_Exercise brief_: Transcribe the listing that follows in full, omitting pictures.
• • • •
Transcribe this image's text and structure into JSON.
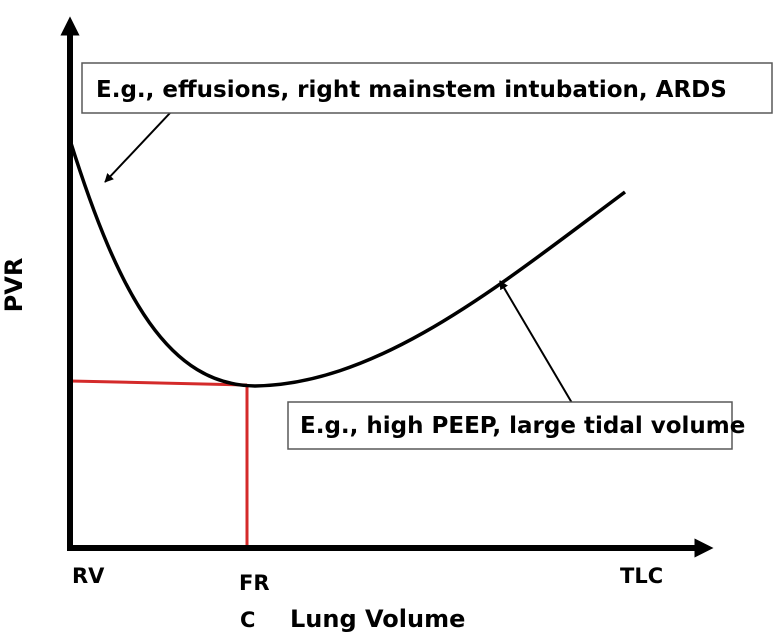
{
  "axes": {
    "y_label": "PVR",
    "x_label": "Lung Volume",
    "x_ticks": {
      "rv": "RV",
      "frc_line1": "FR",
      "frc_line2": "C",
      "tlc": "TLC"
    }
  },
  "annotations": {
    "upper": "E.g., effusions, right mainstem intubation, ARDS",
    "lower": "E.g., high PEEP, large tidal volume"
  },
  "colors": {
    "axis": "#000000",
    "curve": "#000000",
    "frc_marker": "#d42a2a",
    "box_border": "#595959"
  }
}
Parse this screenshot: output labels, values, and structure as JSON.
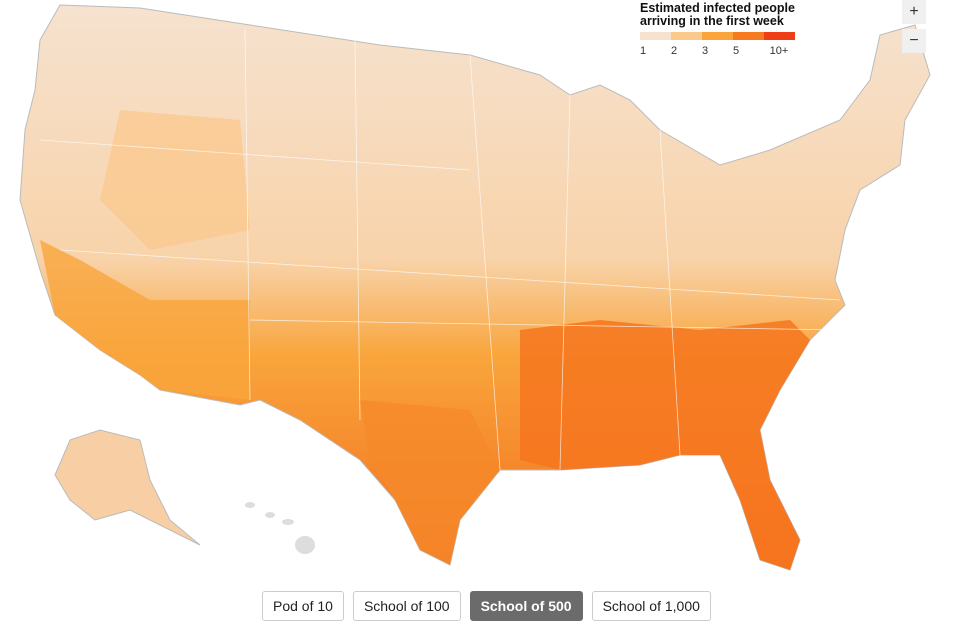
• • • •
_Result of this task_:
Transcribe this image's text and structure into JSON.
{
  "axes": {
    "y_label": "PVR",
    "x_label": "Lung Volume",
    "x_ticks": {
      "rv": "RV",
      "frc_line1": "FR",
      "frc_line2": "C",
      "tlc": "TLC"
    }
  },
  "annotations": {
    "upper": "E.g., effusions, right mainstem intubation, ARDS",
    "lower": "E.g., high PEEP, large tidal volume"
  },
  "colors": {
    "axis": "#000000",
    "curve": "#000000",
    "frc_marker": "#d42a2a",
    "box_border": "#595959"
  }
}
Parse this screenshot: output labels, values, and structure as JSON.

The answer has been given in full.